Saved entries
• • •
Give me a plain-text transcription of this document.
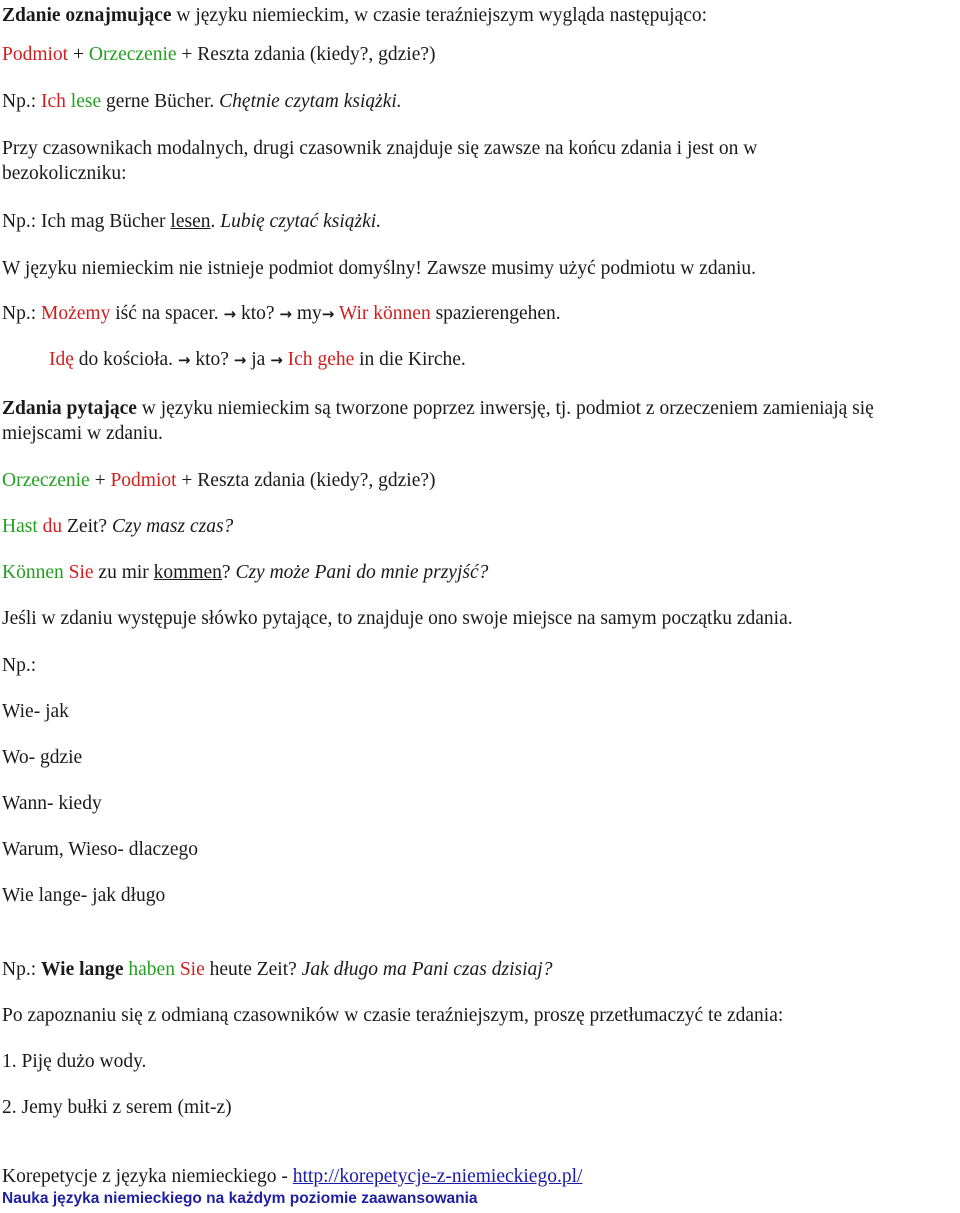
Zdanie oznajmujące w języku niemieckim, w czasie teraźniejszym wygląda następująco:
Podmiot + Orzeczenie + Reszta zdania (kiedy?, gdzie?)
Np.: Ich lese gerne Bücher. Chętnie czytam książki.
Przy czasownikach modalnych, drugi czasownik znajduje się zawsze na końcu zdania i jest on w
bezokoliczniku:
Np.: Ich mag Bücher lesen. Lubię czytać książki.
W języku niemieckim nie istnieje podmiot domyślny! Zawsze musimy użyć podmiotu w zdaniu.
Np.: Możemy iść na spacer. → kto? → my→ Wir können spazierengehen.
Idę do kościoła. → kto? → ja → Ich gehe in die Kirche.
Zdania pytające w języku niemieckim są tworzone poprzez inwersję, tj. podmiot z orzeczeniem zamieniają się
miejscami w zdaniu.
Orzeczenie + Podmiot + Reszta zdania (kiedy?, gdzie?)
Hast du Zeit? Czy masz czas?
Können Sie zu mir kommen? Czy może Pani do mnie przyjść?
Jeśli w zdaniu występuje słówko pytające, to znajduje ono swoje miejsce na samym początku zdania.
Np.:
Wie- jak
Wo- gdzie
Wann- kiedy
Warum, Wieso- dlaczego
Wie lange- jak długo
Np.: Wie lange haben Sie heute Zeit? Jak długo ma Pani czas dzisiaj?
Po zapoznaniu się z odmianą czasowników w czasie teraźniejszym, proszę przetłumaczyć te zdania:
1. Piję dużo wody.
2. Jemy bułki z serem (mit-z)
Korepetycje z języka niemieckiego - http://korepetycje-z-niemieckiego.pl/
Nauka języka niemieckiego na każdym poziomie zaawansowania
• • •
Given exercise:
Some lines of the data above may hold the word "książki"; report how many do, and nothing else.

Full solution:
2